• Set task: The entries below are to be repeated exactly as they stand.

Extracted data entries
┄┄┄┄┄┄┄┄┄┄┄┄┄┄┄┄┄┄┄┄
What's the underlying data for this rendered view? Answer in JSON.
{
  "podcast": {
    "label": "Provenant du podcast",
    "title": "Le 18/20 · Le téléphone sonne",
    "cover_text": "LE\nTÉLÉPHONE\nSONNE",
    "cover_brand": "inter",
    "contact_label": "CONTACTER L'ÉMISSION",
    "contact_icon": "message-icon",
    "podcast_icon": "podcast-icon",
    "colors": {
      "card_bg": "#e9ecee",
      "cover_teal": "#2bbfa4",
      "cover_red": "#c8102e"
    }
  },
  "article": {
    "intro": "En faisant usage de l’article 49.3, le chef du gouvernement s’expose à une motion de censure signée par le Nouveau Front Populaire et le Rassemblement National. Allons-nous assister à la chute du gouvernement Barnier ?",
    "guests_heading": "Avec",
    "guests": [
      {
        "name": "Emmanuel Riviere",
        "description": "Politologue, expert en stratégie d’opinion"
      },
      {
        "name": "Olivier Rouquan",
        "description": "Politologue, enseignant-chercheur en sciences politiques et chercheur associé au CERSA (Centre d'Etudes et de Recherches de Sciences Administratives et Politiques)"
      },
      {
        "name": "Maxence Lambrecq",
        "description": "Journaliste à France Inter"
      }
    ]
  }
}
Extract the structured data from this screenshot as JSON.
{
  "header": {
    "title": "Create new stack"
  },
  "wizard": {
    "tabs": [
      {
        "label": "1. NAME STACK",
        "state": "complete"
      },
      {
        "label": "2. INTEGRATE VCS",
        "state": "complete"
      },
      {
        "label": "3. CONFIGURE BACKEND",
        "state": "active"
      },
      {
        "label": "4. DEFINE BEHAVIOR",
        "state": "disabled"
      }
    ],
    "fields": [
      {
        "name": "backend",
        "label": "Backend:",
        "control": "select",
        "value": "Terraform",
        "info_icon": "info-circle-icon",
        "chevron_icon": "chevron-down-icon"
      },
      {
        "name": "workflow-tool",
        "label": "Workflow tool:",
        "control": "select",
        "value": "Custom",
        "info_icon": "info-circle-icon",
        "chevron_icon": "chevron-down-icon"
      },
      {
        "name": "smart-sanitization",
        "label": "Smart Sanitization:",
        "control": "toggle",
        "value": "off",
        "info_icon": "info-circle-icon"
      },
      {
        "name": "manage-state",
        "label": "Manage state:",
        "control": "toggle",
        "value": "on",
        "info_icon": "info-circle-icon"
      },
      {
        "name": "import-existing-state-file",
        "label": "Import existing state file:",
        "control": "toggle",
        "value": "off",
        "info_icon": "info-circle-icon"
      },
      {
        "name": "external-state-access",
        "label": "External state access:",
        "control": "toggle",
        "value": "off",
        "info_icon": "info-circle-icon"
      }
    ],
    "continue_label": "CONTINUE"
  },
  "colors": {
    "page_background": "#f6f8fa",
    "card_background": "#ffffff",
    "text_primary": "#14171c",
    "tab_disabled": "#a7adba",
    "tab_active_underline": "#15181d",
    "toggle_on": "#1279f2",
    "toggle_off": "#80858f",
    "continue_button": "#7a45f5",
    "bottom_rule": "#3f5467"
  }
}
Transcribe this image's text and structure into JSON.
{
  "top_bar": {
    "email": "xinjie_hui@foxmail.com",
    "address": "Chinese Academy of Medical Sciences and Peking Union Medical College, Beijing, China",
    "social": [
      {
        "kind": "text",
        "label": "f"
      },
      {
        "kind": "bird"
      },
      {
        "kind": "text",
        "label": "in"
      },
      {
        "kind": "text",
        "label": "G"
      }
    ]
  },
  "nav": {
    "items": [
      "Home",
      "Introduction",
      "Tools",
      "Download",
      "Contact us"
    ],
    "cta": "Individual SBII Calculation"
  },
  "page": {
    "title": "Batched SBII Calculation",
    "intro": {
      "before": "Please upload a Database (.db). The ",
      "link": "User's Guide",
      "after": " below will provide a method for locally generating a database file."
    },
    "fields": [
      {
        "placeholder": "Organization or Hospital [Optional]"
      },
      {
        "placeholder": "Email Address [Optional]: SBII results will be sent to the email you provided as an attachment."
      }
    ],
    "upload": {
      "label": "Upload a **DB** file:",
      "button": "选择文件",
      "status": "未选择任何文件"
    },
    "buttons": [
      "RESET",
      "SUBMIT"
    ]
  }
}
┄┄┄┄┄┄┄┄┄┄┄┄┄┄┄┄┄┄┄┄
• Complete answer:
What's the underlying data for this rendered view? Answer in JSON.
{
  "podcast": {
    "label": "Provenant du podcast",
    "title": "Le 18/20 · Le téléphone sonne",
    "cover_text": "LE\nTÉLÉPHONE\nSONNE",
    "cover_brand": "inter",
    "contact_label": "CONTACTER L'ÉMISSION",
    "contact_icon": "message-icon",
    "podcast_icon": "podcast-icon",
    "colors": {
      "card_bg": "#e9ecee",
      "cover_teal": "#2bbfa4",
      "cover_red": "#c8102e"
    }
  },
  "article": {
    "intro": "En faisant usage de l’article 49.3, le chef du gouvernement s’expose à une motion de censure signée par le Nouveau Front Populaire et le Rassemblement National. Allons-nous assister à la chute du gouvernement Barnier ?",
    "guests_heading": "Avec",
    "guests": [
      {
        "name": "Emmanuel Riviere",
        "description": "Politologue, expert en stratégie d’opinion"
      },
      {
        "name": "Olivier Rouquan",
        "description": "Politologue, enseignant-chercheur en sciences politiques et chercheur associé au CERSA (Centre d'Etudes et de Recherches de Sciences Administratives et Politiques)"
      },
      {
        "name": "Maxence Lambrecq",
        "description": "Journaliste à France Inter"
      }
    ]
  }
}
Extract the structured data from this screenshot as JSON.
{
  "header": {
    "title": "Create new stack"
  },
  "wizard": {
    "tabs": [
      {
        "label": "1. NAME STACK",
        "state": "complete"
      },
      {
        "label": "2. INTEGRATE VCS",
        "state": "complete"
      },
      {
        "label": "3. CONFIGURE BACKEND",
        "state": "active"
      },
      {
        "label": "4. DEFINE BEHAVIOR",
        "state": "disabled"
      }
    ],
    "fields": [
      {
        "name": "backend",
        "label": "Backend:",
        "control": "select",
        "value": "Terraform",
        "info_icon": "info-circle-icon",
        "chevron_icon": "chevron-down-icon"
      },
      {
        "name": "workflow-tool",
        "label": "Workflow tool:",
        "control": "select",
        "value": "Custom",
        "info_icon": "info-circle-icon",
        "chevron_icon": "chevron-down-icon"
      },
      {
        "name": "smart-sanitization",
        "label": "Smart Sanitization:",
        "control": "toggle",
        "value": "off",
        "info_icon": "info-circle-icon"
      },
      {
        "name": "manage-state",
        "label": "Manage state:",
        "control": "toggle",
        "value": "on",
        "info_icon": "info-circle-icon"
      },
      {
        "name": "import-existing-state-file",
        "label": "Import existing state file:",
        "control": "toggle",
        "value": "off",
        "info_icon": "info-circle-icon"
      },
      {
        "name": "external-state-access",
        "label": "External state access:",
        "control": "toggle",
        "value": "off",
        "info_icon": "info-circle-icon"
      }
    ],
    "continue_label": "CONTINUE"
  },
  "colors": {
    "page_background": "#f6f8fa",
    "card_background": "#ffffff",
    "text_primary": "#14171c",
    "tab_disabled": "#a7adba",
    "tab_active_underline": "#15181d",
    "toggle_on": "#1279f2",
    "toggle_off": "#80858f",
    "continue_button": "#7a45f5",
    "bottom_rule": "#3f5467"
  }
}
Transcribe this image's text and structure into JSON.
{
  "top_bar": {
    "email": "xinjie_hui@foxmail.com",
    "address": "Chinese Academy of Medical Sciences and Peking Union Medical College, Beijing, China",
    "social": [
      {
        "kind": "text",
        "label": "f"
      },
      {
        "kind": "bird"
      },
      {
        "kind": "text",
        "label": "in"
      },
      {
        "kind": "text",
        "label": "G"
      }
    ]
  },
  "nav": {
    "items": [
      "Home",
      "Introduction",
      "Tools",
      "Download",
      "Contact us"
    ],
    "cta": "Individual SBII Calculation"
  },
  "page": {
    "title": "Batched SBII Calculation",
    "intro": {
      "before": "Please upload a Database (.db). The ",
      "link": "User's Guide",
      "after": " below will provide a method for locally generating a database file."
    },
    "fields": [
      {
        "placeholder": "Organization or Hospital [Optional]"
      },
      {
        "placeholder": "Email Address [Optional]: SBII results will be sent to the email you provided as an attachment."
      }
    ],
    "upload": {
      "label": "Upload a **DB** file:",
      "button": "选择文件",
      "status": "未选择任何文件"
    },
    "buttons": [
      "RESET",
      "SUBMIT"
    ]
  }
}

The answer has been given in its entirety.